**TASK PROMPT**: Scan the entries below. List each line with "JSON".

-- Start --

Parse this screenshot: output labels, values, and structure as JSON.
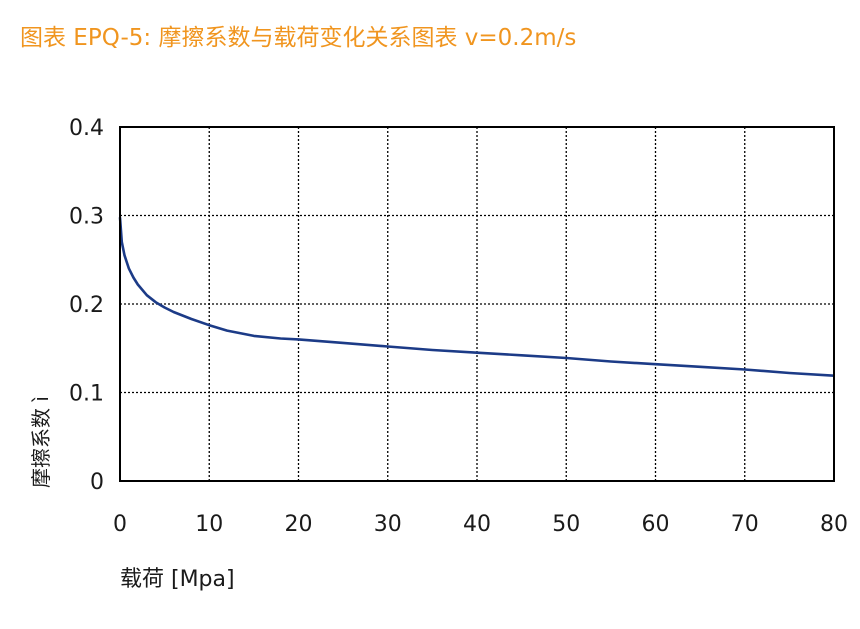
{
  "title": "图表 EPQ-5: 摩擦系数与载荷变化关系图表 v=0.2m/s",
  "colors": {
    "title": "#f0951f",
    "series": "#1c3b87",
    "grid": "#000000"
  },
  "chart_data": {
    "type": "line",
    "xlabel": "载荷 [Mpa]",
    "ylabel": "摩擦系数 ì",
    "xlim": [
      0,
      80
    ],
    "ylim": [
      0,
      0.4
    ],
    "xticks": [
      "0",
      "10",
      "20",
      "30",
      "40",
      "50",
      "60",
      "70",
      "80"
    ],
    "yticks": [
      "0",
      "0.1",
      "0.2",
      "0.3",
      "0.4"
    ],
    "grid": true,
    "series": [
      {
        "x": [
          0,
          0.2,
          0.5,
          1,
          1.5,
          2,
          3,
          4,
          5,
          6,
          8,
          10,
          12,
          15,
          18,
          20,
          25,
          30,
          35,
          40,
          45,
          50,
          55,
          60,
          65,
          70,
          75,
          80
        ],
        "y": [
          0.298,
          0.27,
          0.255,
          0.24,
          0.23,
          0.222,
          0.21,
          0.202,
          0.196,
          0.191,
          0.183,
          0.176,
          0.17,
          0.164,
          0.161,
          0.16,
          0.156,
          0.152,
          0.148,
          0.145,
          0.142,
          0.139,
          0.135,
          0.132,
          0.129,
          0.126,
          0.122,
          0.119
        ]
      }
    ]
  }
}
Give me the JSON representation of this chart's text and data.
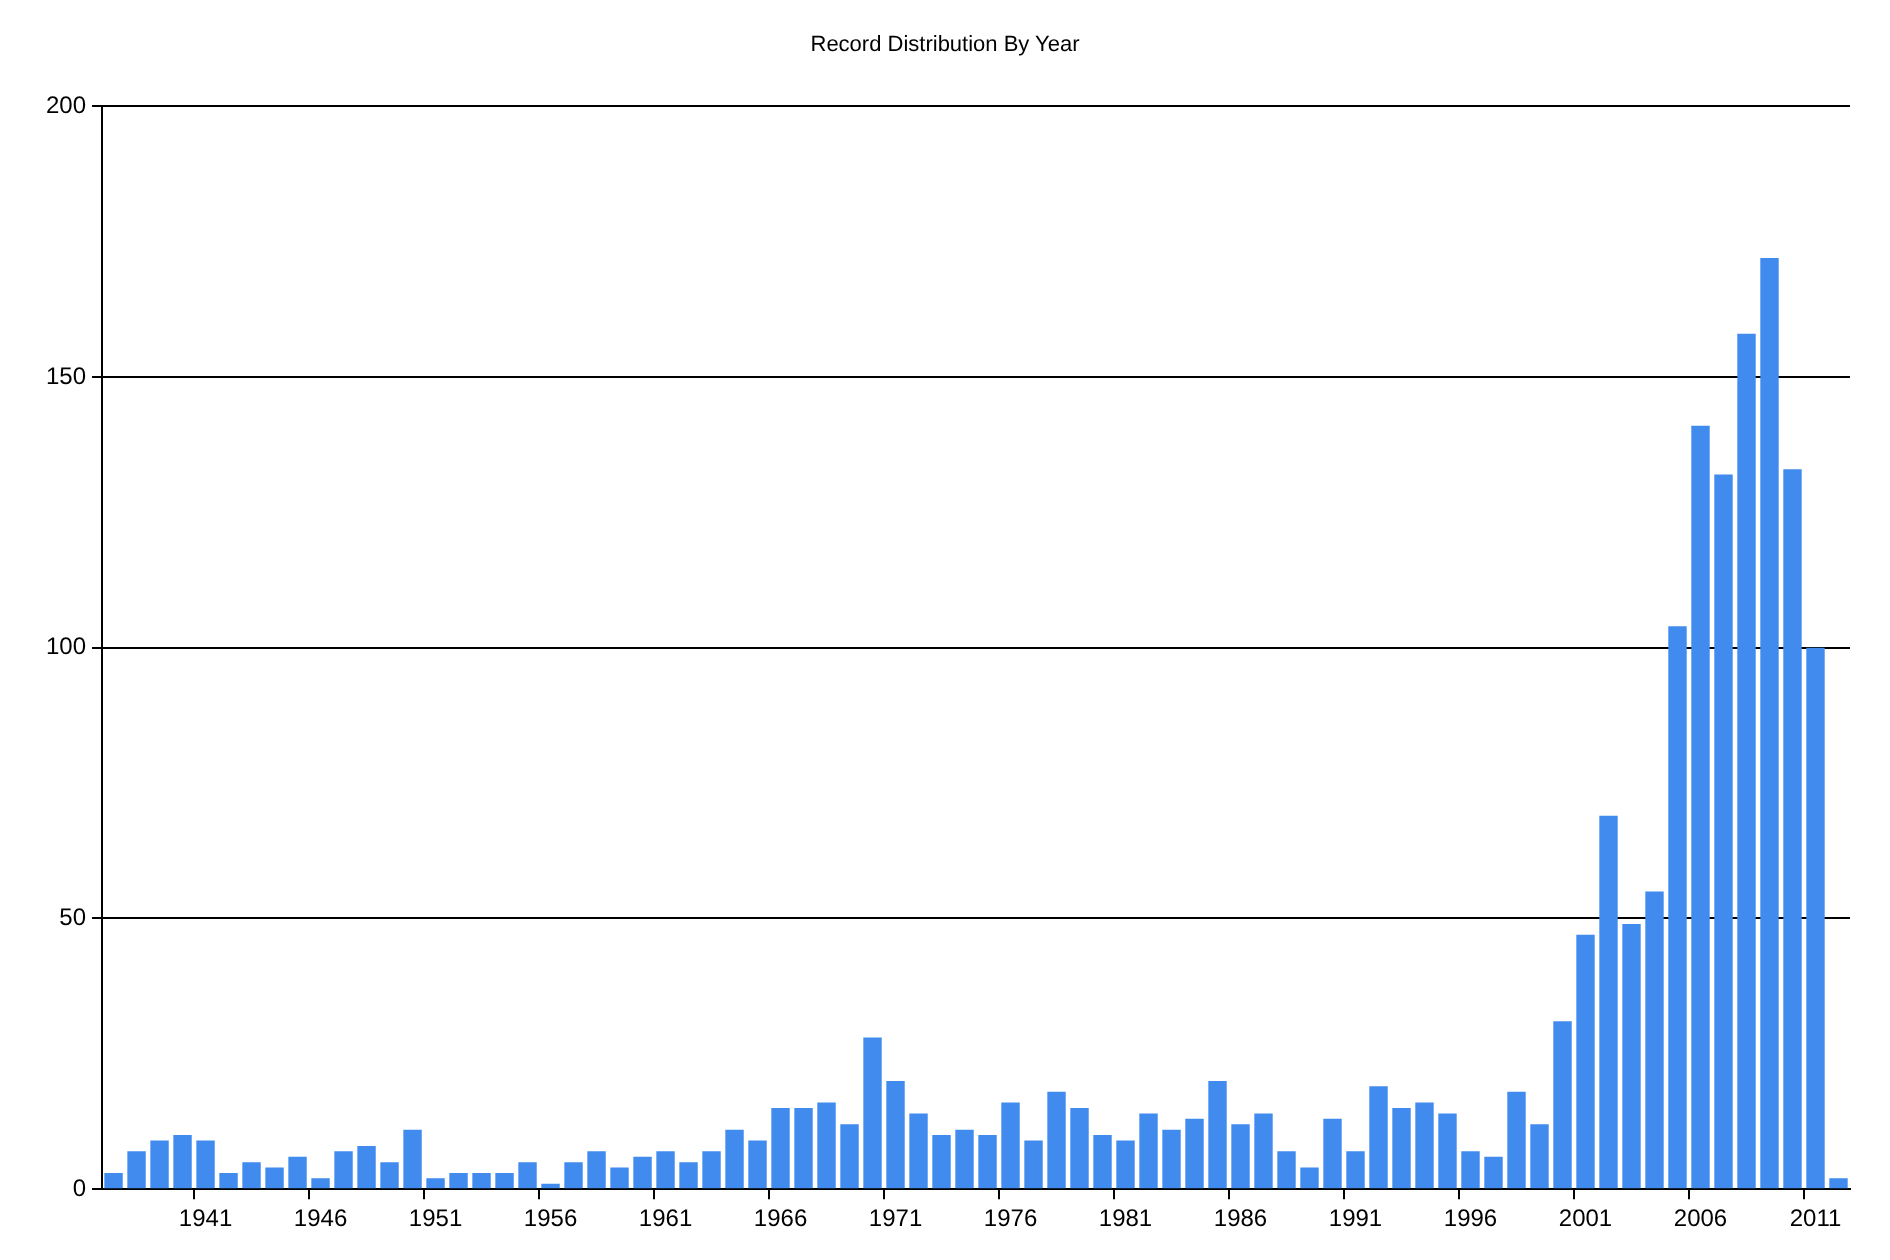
{
  "chart_data": {
    "type": "bar",
    "title": "Record Distribution By Year",
    "categories": [
      null,
      null,
      null,
      null,
      "1941",
      null,
      null,
      null,
      null,
      "1946",
      null,
      null,
      null,
      null,
      "1951",
      null,
      null,
      null,
      null,
      "1956",
      null,
      null,
      null,
      null,
      "1961",
      null,
      null,
      null,
      null,
      "1966",
      null,
      null,
      null,
      null,
      "1971",
      null,
      null,
      null,
      null,
      "1976",
      null,
      null,
      null,
      null,
      "1981",
      null,
      null,
      null,
      null,
      "1986",
      null,
      null,
      null,
      null,
      "1991",
      null,
      null,
      null,
      null,
      "1996",
      null,
      null,
      null,
      null,
      "2001",
      null,
      null,
      null,
      null,
      "2006",
      null,
      null,
      null,
      null,
      "2011",
      null
    ],
    "values": [
      3,
      7,
      9,
      10,
      9,
      3,
      5,
      4,
      6,
      2,
      7,
      8,
      5,
      11,
      2,
      3,
      3,
      3,
      5,
      1,
      5,
      7,
      4,
      6,
      7,
      5,
      7,
      11,
      9,
      15,
      15,
      16,
      12,
      28,
      20,
      14,
      10,
      11,
      10,
      16,
      9,
      18,
      15,
      10,
      9,
      14,
      11,
      13,
      20,
      12,
      14,
      7,
      4,
      13,
      7,
      19,
      15,
      16,
      14,
      7,
      6,
      18,
      12,
      31,
      47,
      69,
      49,
      55,
      104,
      141,
      132,
      158,
      172,
      133,
      100,
      2
    ],
    "color": "#418bef",
    "ylim": [
      0,
      200
    ],
    "yticks": [
      0,
      50,
      100,
      150,
      200
    ],
    "grid": "y"
  }
}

-- End --

**EXERCISE RESPONSE**:
Parse this screenshot: output labels, values, and structure as JSON.
Give me the JSON representation of this chart's text and data.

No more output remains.